** BEGIN GIVEN RECORDS **

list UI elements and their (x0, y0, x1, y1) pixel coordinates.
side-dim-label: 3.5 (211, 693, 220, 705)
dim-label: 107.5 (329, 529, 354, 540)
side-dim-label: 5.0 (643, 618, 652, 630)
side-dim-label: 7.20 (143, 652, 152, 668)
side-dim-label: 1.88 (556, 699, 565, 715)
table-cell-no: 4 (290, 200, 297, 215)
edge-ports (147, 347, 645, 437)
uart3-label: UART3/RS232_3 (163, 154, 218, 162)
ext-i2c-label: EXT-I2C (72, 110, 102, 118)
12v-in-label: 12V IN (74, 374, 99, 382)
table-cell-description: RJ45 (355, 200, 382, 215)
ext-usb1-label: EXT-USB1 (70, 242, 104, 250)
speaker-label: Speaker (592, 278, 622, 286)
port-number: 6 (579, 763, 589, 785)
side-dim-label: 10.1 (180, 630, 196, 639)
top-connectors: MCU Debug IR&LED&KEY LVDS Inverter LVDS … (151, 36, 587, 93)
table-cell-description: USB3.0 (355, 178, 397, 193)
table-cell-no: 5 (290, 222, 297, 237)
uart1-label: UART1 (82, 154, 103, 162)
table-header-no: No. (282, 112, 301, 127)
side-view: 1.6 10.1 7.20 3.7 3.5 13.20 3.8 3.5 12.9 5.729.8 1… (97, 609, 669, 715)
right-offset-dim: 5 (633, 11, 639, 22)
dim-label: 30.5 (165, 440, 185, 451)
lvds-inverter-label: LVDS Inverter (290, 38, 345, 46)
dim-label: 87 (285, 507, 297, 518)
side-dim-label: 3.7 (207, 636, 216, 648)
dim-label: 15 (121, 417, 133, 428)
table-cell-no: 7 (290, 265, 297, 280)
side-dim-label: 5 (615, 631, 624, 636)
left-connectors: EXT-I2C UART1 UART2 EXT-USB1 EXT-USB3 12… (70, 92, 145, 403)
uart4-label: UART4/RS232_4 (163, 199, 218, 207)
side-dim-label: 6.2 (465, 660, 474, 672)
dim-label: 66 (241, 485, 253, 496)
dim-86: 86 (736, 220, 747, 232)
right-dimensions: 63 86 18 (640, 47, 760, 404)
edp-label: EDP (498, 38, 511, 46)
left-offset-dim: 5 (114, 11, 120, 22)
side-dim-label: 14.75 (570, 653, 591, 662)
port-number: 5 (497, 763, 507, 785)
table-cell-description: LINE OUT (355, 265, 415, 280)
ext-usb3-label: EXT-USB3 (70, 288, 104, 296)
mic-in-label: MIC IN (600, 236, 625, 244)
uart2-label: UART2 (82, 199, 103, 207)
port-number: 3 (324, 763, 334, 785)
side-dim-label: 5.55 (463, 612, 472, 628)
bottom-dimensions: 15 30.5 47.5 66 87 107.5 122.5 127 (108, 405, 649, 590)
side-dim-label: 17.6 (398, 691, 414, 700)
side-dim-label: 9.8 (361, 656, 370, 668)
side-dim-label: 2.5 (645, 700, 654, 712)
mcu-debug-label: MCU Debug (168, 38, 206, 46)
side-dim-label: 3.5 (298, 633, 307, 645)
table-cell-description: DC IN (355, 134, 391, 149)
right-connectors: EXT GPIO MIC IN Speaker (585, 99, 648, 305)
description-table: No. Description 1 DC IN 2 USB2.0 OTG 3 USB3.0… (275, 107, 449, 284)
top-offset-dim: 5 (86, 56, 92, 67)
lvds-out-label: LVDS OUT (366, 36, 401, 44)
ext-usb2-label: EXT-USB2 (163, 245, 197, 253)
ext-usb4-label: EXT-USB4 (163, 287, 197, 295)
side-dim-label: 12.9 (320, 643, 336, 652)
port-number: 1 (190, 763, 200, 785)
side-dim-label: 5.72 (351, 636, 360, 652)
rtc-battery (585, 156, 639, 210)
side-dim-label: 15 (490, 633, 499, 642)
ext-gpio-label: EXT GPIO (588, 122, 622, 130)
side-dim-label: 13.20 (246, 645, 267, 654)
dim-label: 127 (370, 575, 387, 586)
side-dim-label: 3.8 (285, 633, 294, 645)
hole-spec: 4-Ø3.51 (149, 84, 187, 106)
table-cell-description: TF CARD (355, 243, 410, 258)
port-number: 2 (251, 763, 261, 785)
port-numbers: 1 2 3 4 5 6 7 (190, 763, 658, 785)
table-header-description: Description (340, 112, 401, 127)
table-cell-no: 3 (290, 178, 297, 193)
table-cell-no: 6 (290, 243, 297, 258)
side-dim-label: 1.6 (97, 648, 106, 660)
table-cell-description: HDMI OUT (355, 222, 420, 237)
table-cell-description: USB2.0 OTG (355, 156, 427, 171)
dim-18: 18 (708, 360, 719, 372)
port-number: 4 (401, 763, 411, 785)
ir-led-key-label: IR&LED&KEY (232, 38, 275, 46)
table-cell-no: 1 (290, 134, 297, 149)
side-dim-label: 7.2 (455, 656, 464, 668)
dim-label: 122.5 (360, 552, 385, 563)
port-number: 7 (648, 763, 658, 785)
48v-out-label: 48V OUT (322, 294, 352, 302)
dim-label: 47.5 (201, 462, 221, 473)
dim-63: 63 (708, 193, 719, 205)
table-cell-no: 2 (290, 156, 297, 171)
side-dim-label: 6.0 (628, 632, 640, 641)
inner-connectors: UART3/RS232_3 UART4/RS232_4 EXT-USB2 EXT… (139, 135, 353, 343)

** END GIVEN RECORDS **

» **DIRECTIVE**
Copy the material from its first line through the line that contains "table-cell-description: USB3.0 (355, 178, 397, 193)", including both of those lines, and keep each line unchanged.

» **FINAL RESULT**
list UI elements and their (x0, y0, x1, y1) pixel coordinates.
side-dim-label: 3.5 (211, 693, 220, 705)
dim-label: 107.5 (329, 529, 354, 540)
side-dim-label: 5.0 (643, 618, 652, 630)
side-dim-label: 7.20 (143, 652, 152, 668)
side-dim-label: 1.88 (556, 699, 565, 715)
table-cell-no: 4 (290, 200, 297, 215)
edge-ports (147, 347, 645, 437)
uart3-label: UART3/RS232_3 (163, 154, 218, 162)
ext-i2c-label: EXT-I2C (72, 110, 102, 118)
12v-in-label: 12V IN (74, 374, 99, 382)
table-cell-description: RJ45 (355, 200, 382, 215)
ext-usb1-label: EXT-USB1 (70, 242, 104, 250)
speaker-label: Speaker (592, 278, 622, 286)
port-number: 6 (579, 763, 589, 785)
side-dim-label: 10.1 (180, 630, 196, 639)
top-connectors: MCU Debug IR&LED&KEY LVDS Inverter LVDS … (151, 36, 587, 93)
table-cell-description: USB3.0 (355, 178, 397, 193)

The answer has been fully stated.